Each record needs to be echoed exactly; can you do that?

--

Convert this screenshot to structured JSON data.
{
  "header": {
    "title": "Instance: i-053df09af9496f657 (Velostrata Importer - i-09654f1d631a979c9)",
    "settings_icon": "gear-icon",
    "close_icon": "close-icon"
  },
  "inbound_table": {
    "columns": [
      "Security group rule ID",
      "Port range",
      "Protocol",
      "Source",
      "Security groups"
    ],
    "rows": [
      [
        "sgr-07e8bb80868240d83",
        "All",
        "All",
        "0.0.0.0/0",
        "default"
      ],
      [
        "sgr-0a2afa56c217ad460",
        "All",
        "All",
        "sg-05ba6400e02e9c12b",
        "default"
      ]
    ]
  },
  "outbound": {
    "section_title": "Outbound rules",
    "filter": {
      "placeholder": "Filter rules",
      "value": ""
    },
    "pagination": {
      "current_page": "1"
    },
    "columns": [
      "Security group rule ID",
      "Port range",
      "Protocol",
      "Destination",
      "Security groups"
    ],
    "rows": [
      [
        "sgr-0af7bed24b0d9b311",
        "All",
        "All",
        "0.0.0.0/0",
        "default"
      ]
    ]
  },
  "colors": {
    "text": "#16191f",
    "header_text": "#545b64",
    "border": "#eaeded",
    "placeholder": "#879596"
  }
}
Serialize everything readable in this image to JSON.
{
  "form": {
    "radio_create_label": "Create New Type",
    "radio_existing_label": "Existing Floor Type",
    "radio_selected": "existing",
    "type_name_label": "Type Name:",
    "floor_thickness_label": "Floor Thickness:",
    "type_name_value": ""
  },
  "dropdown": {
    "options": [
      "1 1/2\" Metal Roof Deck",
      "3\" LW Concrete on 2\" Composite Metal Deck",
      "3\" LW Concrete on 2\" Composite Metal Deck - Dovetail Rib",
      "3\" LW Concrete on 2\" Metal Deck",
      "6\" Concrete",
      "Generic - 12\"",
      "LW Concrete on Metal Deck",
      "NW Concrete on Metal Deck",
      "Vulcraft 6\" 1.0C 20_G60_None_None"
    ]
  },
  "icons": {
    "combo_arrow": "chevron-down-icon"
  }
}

--

● Solution to the problem
Convert this screenshot to structured JSON data.
{
  "header": {
    "title": "Instance: i-053df09af9496f657 (Velostrata Importer - i-09654f1d631a979c9)",
    "settings_icon": "gear-icon",
    "close_icon": "close-icon"
  },
  "inbound_table": {
    "columns": [
      "Security group rule ID",
      "Port range",
      "Protocol",
      "Source",
      "Security groups"
    ],
    "rows": [
      [
        "sgr-07e8bb80868240d83",
        "All",
        "All",
        "0.0.0.0/0",
        "default"
      ],
      [
        "sgr-0a2afa56c217ad460",
        "All",
        "All",
        "sg-05ba6400e02e9c12b",
        "default"
      ]
    ]
  },
  "outbound": {
    "section_title": "Outbound rules",
    "filter": {
      "placeholder": "Filter rules",
      "value": ""
    },
    "pagination": {
      "current_page": "1"
    },
    "columns": [
      "Security group rule ID",
      "Port range",
      "Protocol",
      "Destination",
      "Security groups"
    ],
    "rows": [
      [
        "sgr-0af7bed24b0d9b311",
        "All",
        "All",
        "0.0.0.0/0",
        "default"
      ]
    ]
  },
  "colors": {
    "text": "#16191f",
    "header_text": "#545b64",
    "border": "#eaeded",
    "placeholder": "#879596"
  }
}
Serialize everything readable in this image to JSON.
{
  "form": {
    "radio_create_label": "Create New Type",
    "radio_existing_label": "Existing Floor Type",
    "radio_selected": "existing",
    "type_name_label": "Type Name:",
    "floor_thickness_label": "Floor Thickness:",
    "type_name_value": ""
  },
  "dropdown": {
    "options": [
      "1 1/2\" Metal Roof Deck",
      "3\" LW Concrete on 2\" Composite Metal Deck",
      "3\" LW Concrete on 2\" Composite Metal Deck - Dovetail Rib",
      "3\" LW Concrete on 2\" Metal Deck",
      "6\" Concrete",
      "Generic - 12\"",
      "LW Concrete on Metal Deck",
      "NW Concrete on Metal Deck",
      "Vulcraft 6\" 1.0C 20_G60_None_None"
    ]
  },
  "icons": {
    "combo_arrow": "chevron-down-icon"
  }
}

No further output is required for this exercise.